[BEGIN Provided records]
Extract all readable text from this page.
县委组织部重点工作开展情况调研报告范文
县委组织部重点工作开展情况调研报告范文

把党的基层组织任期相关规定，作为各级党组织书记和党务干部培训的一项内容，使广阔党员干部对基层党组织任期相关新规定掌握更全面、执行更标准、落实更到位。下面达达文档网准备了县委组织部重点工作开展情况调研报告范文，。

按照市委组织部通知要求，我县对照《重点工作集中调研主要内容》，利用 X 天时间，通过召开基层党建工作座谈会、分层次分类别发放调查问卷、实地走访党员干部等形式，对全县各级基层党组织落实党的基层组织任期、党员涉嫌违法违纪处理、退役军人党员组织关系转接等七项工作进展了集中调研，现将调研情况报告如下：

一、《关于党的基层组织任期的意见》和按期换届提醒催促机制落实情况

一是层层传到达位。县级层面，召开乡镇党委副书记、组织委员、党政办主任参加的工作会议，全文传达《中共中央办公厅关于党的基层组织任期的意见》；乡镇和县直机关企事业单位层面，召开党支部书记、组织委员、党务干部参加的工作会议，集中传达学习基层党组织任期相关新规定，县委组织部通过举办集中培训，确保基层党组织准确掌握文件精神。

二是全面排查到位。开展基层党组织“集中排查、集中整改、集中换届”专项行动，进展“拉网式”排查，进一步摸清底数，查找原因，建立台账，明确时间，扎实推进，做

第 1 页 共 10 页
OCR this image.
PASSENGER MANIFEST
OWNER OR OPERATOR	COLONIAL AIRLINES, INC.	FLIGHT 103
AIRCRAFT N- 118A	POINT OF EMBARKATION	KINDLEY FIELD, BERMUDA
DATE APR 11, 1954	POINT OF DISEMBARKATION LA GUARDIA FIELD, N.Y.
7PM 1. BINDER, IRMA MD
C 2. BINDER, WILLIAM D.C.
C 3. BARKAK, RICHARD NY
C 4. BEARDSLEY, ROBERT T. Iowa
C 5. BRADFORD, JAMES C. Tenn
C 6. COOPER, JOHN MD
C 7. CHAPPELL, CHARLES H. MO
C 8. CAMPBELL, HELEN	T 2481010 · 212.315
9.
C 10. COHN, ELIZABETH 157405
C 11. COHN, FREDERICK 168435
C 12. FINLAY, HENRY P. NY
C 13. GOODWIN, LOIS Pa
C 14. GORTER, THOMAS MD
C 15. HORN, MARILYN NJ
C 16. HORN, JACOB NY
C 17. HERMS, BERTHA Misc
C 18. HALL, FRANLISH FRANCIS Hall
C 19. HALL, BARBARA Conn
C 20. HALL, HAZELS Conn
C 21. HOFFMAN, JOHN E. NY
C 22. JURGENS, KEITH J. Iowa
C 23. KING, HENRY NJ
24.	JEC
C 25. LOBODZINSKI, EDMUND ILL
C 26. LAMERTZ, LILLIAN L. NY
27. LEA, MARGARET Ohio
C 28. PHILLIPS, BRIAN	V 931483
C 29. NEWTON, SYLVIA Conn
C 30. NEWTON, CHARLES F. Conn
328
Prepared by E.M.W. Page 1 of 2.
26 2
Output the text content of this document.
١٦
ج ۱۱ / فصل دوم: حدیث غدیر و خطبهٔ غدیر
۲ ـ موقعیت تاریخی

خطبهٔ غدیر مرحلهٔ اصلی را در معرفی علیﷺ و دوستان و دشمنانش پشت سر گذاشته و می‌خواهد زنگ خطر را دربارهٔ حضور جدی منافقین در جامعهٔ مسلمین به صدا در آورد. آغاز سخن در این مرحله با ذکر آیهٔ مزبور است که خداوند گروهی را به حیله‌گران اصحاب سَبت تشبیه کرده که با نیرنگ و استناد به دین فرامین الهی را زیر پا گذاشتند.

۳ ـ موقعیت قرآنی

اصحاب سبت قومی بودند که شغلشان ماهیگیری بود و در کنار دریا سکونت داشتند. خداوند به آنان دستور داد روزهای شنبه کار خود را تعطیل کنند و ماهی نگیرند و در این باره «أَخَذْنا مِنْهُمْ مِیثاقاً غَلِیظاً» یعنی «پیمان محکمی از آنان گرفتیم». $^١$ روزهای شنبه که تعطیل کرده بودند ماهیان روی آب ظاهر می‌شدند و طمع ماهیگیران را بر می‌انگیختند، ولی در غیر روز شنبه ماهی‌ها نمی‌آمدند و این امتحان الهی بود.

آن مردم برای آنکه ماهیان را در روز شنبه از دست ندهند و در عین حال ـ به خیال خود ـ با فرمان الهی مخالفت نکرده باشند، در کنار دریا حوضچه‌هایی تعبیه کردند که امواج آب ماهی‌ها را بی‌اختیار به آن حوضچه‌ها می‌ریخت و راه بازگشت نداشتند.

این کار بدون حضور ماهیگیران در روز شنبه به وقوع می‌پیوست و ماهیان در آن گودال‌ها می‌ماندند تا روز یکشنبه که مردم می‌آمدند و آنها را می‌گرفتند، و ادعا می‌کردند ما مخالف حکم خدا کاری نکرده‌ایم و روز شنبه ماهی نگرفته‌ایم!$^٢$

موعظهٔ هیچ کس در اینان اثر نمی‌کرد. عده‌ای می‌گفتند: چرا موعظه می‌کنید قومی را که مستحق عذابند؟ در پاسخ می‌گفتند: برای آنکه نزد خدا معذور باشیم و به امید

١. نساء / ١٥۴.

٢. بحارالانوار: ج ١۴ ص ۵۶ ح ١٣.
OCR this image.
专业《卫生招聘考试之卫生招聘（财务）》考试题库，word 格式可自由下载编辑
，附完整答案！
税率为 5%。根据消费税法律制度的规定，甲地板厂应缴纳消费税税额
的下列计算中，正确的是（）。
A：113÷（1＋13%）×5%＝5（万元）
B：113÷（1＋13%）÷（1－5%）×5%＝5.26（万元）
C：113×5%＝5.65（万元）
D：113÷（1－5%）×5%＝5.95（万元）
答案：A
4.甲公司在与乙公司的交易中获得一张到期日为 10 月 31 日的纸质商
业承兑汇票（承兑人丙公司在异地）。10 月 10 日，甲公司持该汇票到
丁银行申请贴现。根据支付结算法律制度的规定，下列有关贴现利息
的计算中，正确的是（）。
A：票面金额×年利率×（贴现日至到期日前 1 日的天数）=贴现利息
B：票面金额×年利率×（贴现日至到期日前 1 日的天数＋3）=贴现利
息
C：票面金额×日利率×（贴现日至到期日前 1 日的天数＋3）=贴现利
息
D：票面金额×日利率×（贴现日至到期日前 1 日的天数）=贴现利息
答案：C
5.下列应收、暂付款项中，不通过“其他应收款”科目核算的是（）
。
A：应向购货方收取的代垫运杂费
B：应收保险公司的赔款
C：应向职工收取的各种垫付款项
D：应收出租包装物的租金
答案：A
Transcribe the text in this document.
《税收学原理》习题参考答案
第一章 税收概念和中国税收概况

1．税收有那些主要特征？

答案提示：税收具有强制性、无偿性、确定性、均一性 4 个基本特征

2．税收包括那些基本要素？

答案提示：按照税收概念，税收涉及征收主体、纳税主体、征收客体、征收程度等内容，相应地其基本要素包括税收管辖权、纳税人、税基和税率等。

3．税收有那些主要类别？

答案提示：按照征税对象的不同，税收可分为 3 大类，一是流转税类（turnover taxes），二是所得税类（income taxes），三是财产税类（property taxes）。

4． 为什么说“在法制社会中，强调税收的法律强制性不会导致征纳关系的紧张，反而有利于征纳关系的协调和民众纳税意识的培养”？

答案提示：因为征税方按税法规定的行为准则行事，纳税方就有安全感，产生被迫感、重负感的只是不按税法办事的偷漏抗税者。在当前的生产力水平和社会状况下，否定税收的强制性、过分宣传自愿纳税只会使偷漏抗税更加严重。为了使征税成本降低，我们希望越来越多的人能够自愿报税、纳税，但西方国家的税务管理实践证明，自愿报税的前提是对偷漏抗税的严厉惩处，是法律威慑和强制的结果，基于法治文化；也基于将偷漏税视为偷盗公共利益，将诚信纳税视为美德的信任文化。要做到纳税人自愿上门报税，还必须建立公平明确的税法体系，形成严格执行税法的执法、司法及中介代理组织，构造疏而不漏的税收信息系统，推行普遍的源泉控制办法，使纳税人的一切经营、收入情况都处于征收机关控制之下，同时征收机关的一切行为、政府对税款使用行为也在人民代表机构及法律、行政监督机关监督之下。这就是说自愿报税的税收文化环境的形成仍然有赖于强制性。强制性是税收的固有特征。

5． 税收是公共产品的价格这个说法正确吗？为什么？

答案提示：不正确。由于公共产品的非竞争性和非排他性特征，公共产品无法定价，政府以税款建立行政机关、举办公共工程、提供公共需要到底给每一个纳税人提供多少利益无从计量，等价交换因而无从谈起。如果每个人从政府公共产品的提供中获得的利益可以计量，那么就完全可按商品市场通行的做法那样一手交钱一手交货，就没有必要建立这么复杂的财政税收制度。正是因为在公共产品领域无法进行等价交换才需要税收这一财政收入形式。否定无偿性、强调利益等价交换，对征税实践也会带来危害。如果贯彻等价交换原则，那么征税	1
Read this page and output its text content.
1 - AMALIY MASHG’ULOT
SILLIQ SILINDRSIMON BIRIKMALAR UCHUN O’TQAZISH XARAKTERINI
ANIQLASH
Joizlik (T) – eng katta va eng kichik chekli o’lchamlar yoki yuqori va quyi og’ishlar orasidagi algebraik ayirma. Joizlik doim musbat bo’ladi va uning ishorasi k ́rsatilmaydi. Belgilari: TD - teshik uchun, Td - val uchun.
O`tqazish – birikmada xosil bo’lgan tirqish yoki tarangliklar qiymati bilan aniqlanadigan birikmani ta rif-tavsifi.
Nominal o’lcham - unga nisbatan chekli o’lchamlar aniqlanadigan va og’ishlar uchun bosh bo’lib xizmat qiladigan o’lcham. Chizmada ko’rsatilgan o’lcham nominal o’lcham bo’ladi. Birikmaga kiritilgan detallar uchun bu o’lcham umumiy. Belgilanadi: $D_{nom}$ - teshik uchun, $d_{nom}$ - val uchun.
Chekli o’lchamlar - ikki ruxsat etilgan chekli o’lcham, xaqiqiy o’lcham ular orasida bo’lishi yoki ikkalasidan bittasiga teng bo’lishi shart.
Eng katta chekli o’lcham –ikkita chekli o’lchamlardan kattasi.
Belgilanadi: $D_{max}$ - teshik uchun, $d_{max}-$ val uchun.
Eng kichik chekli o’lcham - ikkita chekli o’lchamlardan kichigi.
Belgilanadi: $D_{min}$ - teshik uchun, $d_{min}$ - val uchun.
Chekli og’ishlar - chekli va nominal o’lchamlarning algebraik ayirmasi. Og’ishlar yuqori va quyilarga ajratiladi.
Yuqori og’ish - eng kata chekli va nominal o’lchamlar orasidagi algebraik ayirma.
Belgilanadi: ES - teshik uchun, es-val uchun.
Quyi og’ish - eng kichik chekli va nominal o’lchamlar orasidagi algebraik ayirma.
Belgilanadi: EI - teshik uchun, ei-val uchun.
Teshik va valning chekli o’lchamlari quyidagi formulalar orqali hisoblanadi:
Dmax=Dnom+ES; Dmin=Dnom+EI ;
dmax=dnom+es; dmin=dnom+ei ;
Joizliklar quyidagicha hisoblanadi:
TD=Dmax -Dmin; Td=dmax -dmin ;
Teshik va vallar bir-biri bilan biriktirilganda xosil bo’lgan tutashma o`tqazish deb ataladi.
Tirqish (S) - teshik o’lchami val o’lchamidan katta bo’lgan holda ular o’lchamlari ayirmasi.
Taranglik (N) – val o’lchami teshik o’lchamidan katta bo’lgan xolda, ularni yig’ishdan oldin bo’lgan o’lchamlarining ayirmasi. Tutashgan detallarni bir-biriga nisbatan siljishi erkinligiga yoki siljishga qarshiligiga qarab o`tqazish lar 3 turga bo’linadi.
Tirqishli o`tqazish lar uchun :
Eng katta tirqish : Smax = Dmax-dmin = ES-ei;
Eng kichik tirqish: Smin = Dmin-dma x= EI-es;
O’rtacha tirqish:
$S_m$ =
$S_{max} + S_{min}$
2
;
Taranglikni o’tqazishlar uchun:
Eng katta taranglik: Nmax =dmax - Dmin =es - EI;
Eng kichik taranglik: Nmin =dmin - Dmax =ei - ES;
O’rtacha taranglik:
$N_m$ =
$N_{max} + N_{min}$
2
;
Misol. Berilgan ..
[END Provided records]
◆ Set task ◆
Read the entries and select each line where the word "日的天数" is found.

◆ Solution for this exercise ◆
A：票面金额×年利率×（贴现日至到期日前 1 日的天数）=贴现利息
B：票面金额×年利率×（贴现日至到期日前 1 日的天数＋3）=贴现利
C：票面金额×日利率×（贴现日至到期日前 1 日的天数＋3）=贴现利
D：票面金额×日利率×（贴现日至到期日前 1 日的天数）=贴现利息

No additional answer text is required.